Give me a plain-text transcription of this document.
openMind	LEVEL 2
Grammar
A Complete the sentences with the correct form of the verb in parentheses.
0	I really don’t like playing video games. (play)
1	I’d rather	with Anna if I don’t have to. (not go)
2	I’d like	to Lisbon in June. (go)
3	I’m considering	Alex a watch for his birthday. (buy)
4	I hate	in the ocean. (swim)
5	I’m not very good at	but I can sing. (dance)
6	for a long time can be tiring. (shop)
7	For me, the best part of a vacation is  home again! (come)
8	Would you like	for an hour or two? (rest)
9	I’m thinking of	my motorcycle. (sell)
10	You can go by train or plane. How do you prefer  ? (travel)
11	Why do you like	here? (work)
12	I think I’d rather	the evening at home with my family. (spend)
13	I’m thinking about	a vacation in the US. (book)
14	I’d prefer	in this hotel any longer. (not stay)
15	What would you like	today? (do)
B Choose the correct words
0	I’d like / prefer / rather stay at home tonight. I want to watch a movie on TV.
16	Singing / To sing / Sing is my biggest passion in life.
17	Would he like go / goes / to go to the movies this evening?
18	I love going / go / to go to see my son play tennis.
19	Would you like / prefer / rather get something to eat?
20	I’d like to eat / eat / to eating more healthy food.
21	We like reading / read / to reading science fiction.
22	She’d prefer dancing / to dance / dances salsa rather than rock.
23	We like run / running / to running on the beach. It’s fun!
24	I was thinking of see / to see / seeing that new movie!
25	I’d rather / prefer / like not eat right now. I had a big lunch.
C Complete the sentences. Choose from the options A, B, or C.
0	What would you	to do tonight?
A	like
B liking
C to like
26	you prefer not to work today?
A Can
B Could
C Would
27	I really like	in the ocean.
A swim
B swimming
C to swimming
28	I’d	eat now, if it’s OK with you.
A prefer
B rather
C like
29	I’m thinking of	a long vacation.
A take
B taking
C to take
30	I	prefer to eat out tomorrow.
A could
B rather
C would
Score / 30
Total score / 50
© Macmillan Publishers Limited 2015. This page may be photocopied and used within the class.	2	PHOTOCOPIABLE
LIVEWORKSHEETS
------------------------------------
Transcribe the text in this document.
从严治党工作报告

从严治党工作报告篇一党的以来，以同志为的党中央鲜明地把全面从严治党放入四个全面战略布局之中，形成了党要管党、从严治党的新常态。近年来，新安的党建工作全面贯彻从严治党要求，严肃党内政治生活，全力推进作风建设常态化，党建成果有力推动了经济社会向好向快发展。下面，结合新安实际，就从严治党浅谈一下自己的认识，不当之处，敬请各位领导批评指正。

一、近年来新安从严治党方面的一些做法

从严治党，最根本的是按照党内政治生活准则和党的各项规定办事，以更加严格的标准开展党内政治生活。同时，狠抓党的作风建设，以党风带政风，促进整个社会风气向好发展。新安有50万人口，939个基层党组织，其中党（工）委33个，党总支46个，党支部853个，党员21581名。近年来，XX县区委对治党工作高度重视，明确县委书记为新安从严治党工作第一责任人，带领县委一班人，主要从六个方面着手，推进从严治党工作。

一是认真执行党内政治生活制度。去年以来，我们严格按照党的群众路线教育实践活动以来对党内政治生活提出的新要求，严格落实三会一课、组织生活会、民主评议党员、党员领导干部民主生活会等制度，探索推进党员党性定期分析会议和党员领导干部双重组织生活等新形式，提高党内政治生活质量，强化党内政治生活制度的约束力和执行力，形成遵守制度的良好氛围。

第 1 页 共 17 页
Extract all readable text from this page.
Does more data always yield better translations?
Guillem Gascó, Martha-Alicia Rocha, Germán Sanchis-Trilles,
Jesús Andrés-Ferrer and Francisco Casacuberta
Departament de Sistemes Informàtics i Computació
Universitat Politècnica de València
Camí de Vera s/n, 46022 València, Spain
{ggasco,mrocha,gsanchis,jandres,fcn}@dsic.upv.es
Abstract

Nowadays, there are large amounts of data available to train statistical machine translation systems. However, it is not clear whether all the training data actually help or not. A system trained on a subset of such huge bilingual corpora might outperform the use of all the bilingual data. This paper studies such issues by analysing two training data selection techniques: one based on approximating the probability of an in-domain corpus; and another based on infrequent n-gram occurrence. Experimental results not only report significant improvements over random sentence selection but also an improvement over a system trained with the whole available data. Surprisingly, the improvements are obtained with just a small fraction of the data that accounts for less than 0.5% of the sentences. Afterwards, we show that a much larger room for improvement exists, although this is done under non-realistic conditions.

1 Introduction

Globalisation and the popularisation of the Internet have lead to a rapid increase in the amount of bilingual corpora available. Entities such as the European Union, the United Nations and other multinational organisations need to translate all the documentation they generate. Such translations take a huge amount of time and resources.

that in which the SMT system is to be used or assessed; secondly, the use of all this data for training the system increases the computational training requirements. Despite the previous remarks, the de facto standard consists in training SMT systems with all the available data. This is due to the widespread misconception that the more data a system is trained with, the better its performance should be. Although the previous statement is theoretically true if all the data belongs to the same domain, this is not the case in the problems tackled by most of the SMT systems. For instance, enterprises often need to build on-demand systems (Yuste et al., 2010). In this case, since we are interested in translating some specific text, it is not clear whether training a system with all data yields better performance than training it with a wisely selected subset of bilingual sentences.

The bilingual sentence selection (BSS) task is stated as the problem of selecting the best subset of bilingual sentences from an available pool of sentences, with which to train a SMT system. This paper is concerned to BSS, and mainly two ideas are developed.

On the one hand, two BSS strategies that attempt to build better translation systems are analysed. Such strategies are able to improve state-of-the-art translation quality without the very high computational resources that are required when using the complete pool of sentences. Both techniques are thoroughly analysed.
------------------------------------
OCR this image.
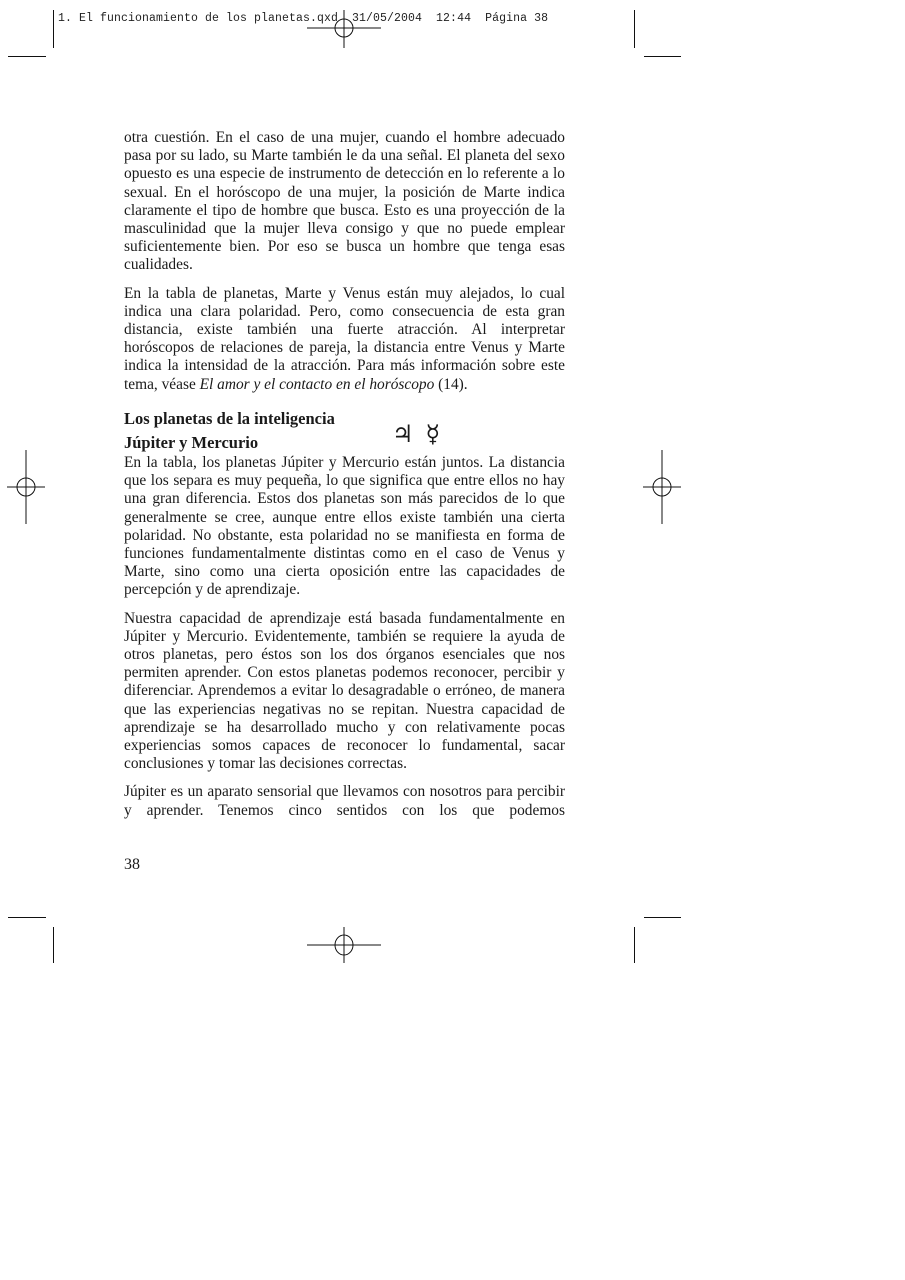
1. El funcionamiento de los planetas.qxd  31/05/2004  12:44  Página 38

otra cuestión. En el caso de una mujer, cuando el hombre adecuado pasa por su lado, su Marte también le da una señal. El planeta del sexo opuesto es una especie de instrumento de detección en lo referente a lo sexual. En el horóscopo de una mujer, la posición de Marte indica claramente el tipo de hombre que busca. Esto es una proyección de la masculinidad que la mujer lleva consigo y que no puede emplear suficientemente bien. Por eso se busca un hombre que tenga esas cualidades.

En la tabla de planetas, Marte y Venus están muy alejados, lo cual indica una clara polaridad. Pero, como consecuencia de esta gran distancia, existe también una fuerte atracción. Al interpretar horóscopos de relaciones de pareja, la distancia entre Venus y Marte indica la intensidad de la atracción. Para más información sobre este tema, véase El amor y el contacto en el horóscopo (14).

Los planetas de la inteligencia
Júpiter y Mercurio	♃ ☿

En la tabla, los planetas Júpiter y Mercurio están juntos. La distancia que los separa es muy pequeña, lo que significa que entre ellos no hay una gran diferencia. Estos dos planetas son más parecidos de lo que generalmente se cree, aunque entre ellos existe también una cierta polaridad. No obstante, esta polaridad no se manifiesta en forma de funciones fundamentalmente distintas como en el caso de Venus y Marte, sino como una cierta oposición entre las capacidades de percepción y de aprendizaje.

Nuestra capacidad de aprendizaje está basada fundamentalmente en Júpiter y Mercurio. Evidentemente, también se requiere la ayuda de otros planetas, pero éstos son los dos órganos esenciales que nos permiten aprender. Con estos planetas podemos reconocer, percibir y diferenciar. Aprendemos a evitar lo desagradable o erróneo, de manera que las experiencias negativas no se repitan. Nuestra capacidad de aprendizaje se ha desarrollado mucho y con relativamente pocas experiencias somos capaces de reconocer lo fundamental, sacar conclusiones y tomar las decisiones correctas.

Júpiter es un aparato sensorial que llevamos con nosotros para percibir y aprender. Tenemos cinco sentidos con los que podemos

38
------------------------------------
_Written problem_
In the records above, locate every line with the string "thinking" and copy it.

_Response for this exercise_
9	I’m thinking of	my motorcycle. (sell)
13	I’m thinking about	a vacation in the US. (book)
24	I was thinking of see / to see / seeing that new movie!
29	I’m thinking of	a long vacation.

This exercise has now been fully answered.